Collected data
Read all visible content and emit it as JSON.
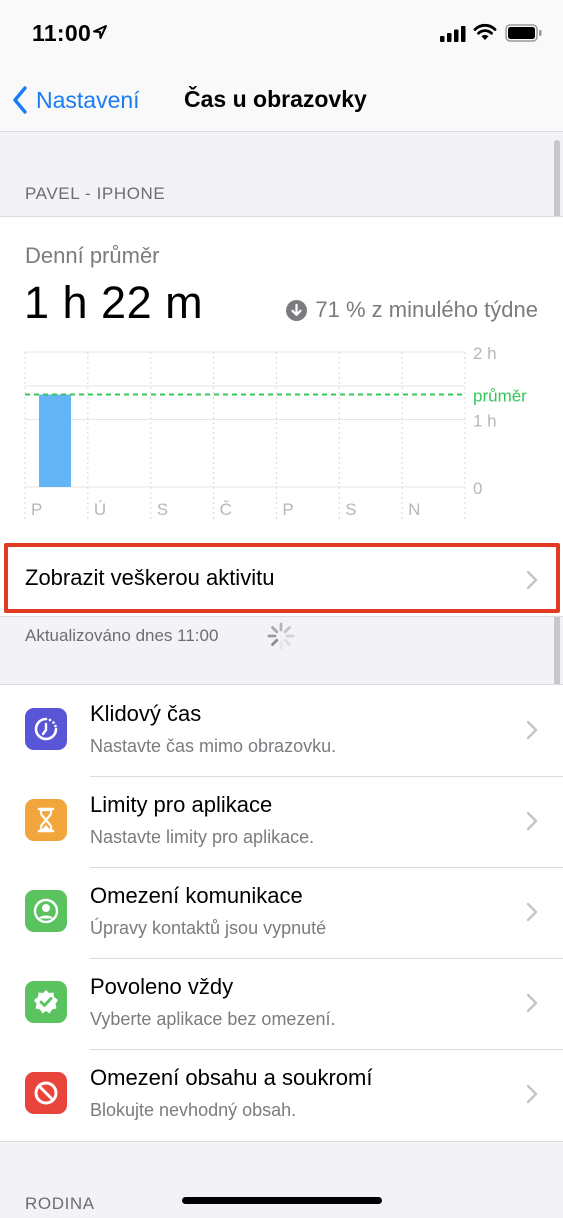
{
  "status": {
    "time": "11:00"
  },
  "nav": {
    "back_label": "Nastavení",
    "title": "Čas u obrazovky"
  },
  "section_device": "PAVEL - IPHONE",
  "summary": {
    "label": "Denní průměr",
    "value": "1 h 22 m",
    "change": "71 % z minulého týdne"
  },
  "chart_data": {
    "type": "bar",
    "categories": [
      "P",
      "Ú",
      "S",
      "Č",
      "P",
      "S",
      "N"
    ],
    "values_hours": [
      1.37,
      0,
      0,
      0,
      0,
      0,
      0
    ],
    "average_hours": 1.37,
    "y_tick_labels": [
      "2 h",
      "1 h",
      "0"
    ],
    "average_label": "průměr",
    "ylim": [
      0,
      2
    ],
    "bar_color": "#64b5f6",
    "average_color": "#34c759"
  },
  "activity": {
    "label": "Zobrazit veškerou aktivitu"
  },
  "updated": "Aktualizováno dnes 11:00",
  "items": [
    {
      "title": "Klidový čas",
      "subtitle": "Nastavte čas mimo obrazovku.",
      "icon": "downtime-icon",
      "color": "#5856d6"
    },
    {
      "title": "Limity pro aplikace",
      "subtitle": "Nastavte limity pro aplikace.",
      "icon": "hourglass-icon",
      "color": "#f2a53a"
    },
    {
      "title": "Omezení komunikace",
      "subtitle": "Úpravy kontaktů jsou vypnuté",
      "icon": "contact-icon",
      "color": "#5ac360"
    },
    {
      "title": "Povoleno vždy",
      "subtitle": "Vyberte aplikace bez omezení.",
      "icon": "checkmark-badge-icon",
      "color": "#5ac360"
    },
    {
      "title": "Omezení obsahu a soukromí",
      "subtitle": "Blokujte nevhodný obsah.",
      "icon": "restriction-icon",
      "color": "#e9443b"
    }
  ],
  "section_family": "RODINA"
}
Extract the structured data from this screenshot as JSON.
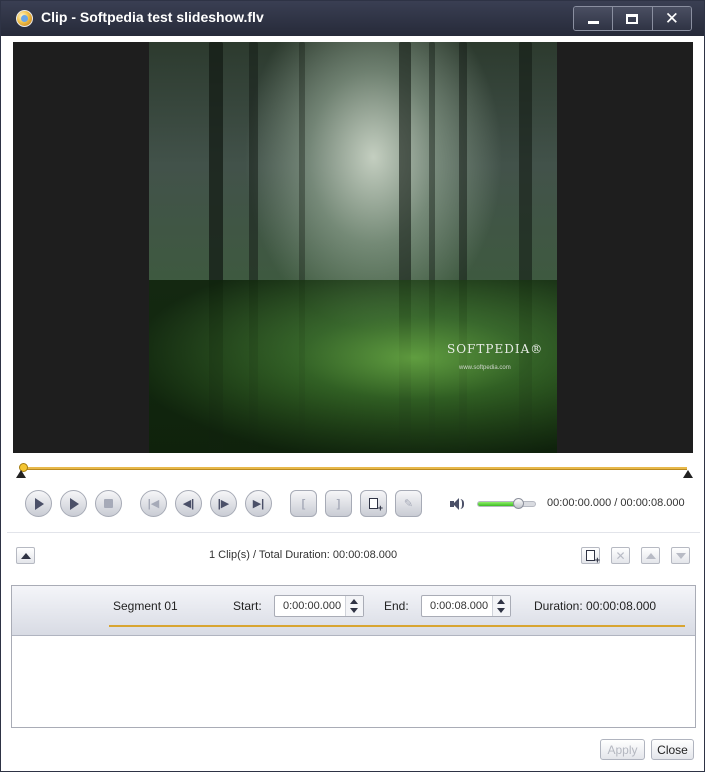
{
  "window": {
    "title": "Clip - Softpedia test slideshow.flv"
  },
  "video": {
    "brand_text": "SOFTPEDIA®",
    "brand_url": "www.softpedia.com"
  },
  "playback": {
    "position_fraction": 0.0,
    "volume_fraction": 0.7,
    "time_display": "00:00:00.000 / 00:00:08.000",
    "mark_in_label": "[",
    "mark_out_label": "]"
  },
  "clips": {
    "summary": "1 Clip(s) /  Total Duration: 00:00:08.000"
  },
  "segment": {
    "name": "Segment 01",
    "start_label": "Start:",
    "start_value": "0:00:00.000",
    "end_label": "End:",
    "end_value": "0:00:08.000",
    "duration_text": "Duration: 00:00:08.000"
  },
  "buttons": {
    "apply": "Apply",
    "close": "Close"
  }
}
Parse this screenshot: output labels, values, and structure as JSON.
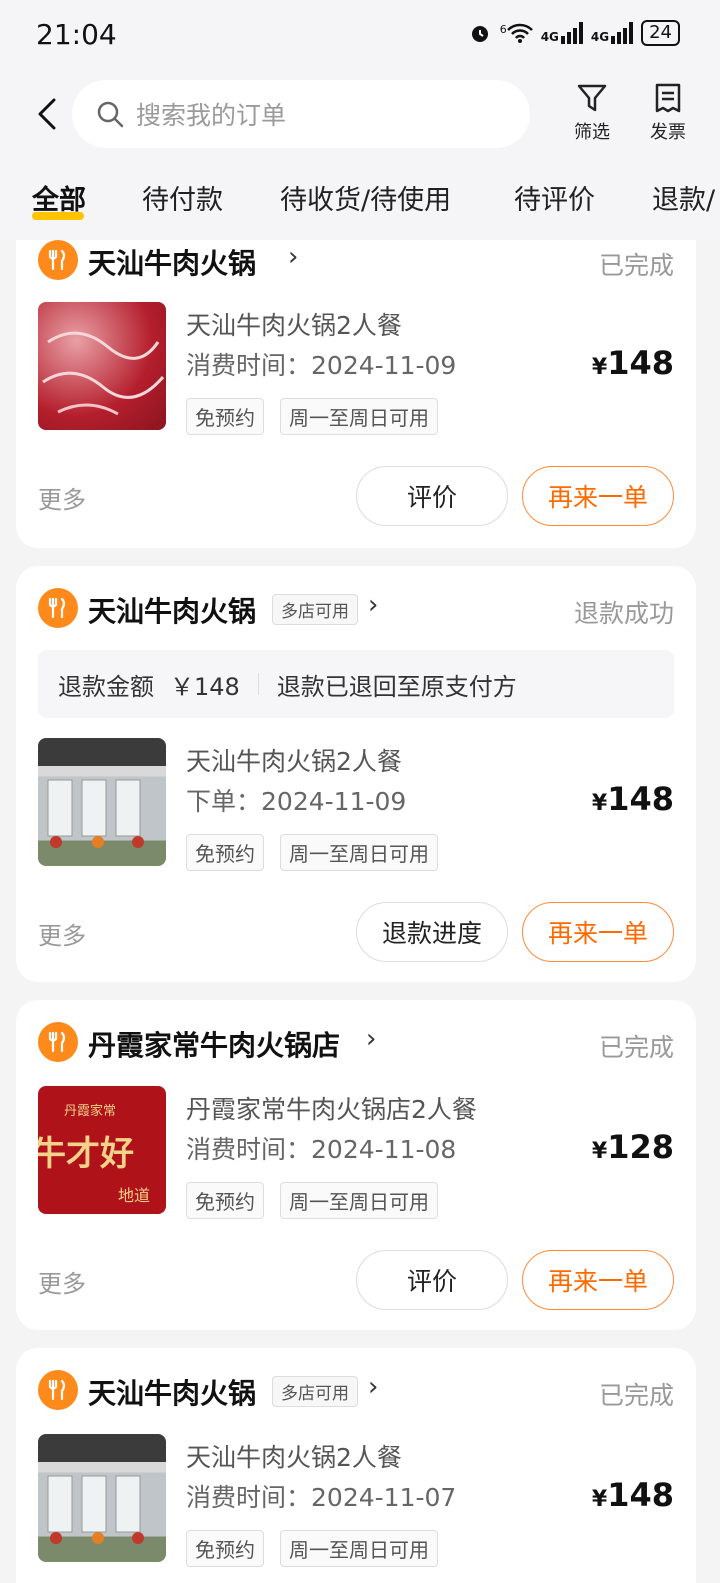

Requirement
Using the records above, retype everything exactly except the pictures.

Completed exercise
Read all visible content and emit it as JSON.
{
  "status": {
    "time": "11:00"
  },
  "nav": {
    "back_label": "Nastavení",
    "title": "Čas u obrazovky"
  },
  "section_device": "PAVEL - IPHONE",
  "summary": {
    "label": "Denní průměr",
    "value": "1 h 22 m",
    "change": "71 % z minulého týdne"
  },
  "chart_data": {
    "type": "bar",
    "categories": [
      "P",
      "Ú",
      "S",
      "Č",
      "P",
      "S",
      "N"
    ],
    "values_hours": [
      1.37,
      0,
      0,
      0,
      0,
      0,
      0
    ],
    "average_hours": 1.37,
    "y_tick_labels": [
      "2 h",
      "1 h",
      "0"
    ],
    "average_label": "průměr",
    "ylim": [
      0,
      2
    ],
    "bar_color": "#64b5f6",
    "average_color": "#34c759"
  },
  "activity": {
    "label": "Zobrazit veškerou aktivitu"
  },
  "updated": "Aktualizováno dnes 11:00",
  "items": [
    {
      "title": "Klidový čas",
      "subtitle": "Nastavte čas mimo obrazovku.",
      "icon": "downtime-icon",
      "color": "#5856d6"
    },
    {
      "title": "Limity pro aplikace",
      "subtitle": "Nastavte limity pro aplikace.",
      "icon": "hourglass-icon",
      "color": "#f2a53a"
    },
    {
      "title": "Omezení komunikace",
      "subtitle": "Úpravy kontaktů jsou vypnuté",
      "icon": "contact-icon",
      "color": "#5ac360"
    },
    {
      "title": "Povoleno vždy",
      "subtitle": "Vyberte aplikace bez omezení.",
      "icon": "checkmark-badge-icon",
      "color": "#5ac360"
    },
    {
      "title": "Omezení obsahu a soukromí",
      "subtitle": "Blokujte nevhodný obsah.",
      "icon": "restriction-icon",
      "color": "#e9443b"
    }
  ],
  "section_family": "RODINA"
}
Extract the structured data from this screenshot as JSON.
{
  "window": {
    "title": "Clip - Softpedia test slideshow.flv"
  },
  "video": {
    "brand_text": "SOFTPEDIA®",
    "brand_url": "www.softpedia.com"
  },
  "playback": {
    "position_fraction": 0.0,
    "volume_fraction": 0.7,
    "time_display": "00:00:00.000 / 00:00:08.000",
    "mark_in_label": "[",
    "mark_out_label": "]"
  },
  "clips": {
    "summary": "1 Clip(s) /  Total Duration: 00:00:08.000"
  },
  "segment": {
    "name": "Segment 01",
    "start_label": "Start:",
    "start_value": "0:00:00.000",
    "end_label": "End:",
    "end_value": "0:00:08.000",
    "duration_text": "Duration: 00:00:08.000"
  },
  "buttons": {
    "apply": "Apply",
    "close": "Close"
  }
}
Parse this screenshot: output labels, values, and structure as JSON.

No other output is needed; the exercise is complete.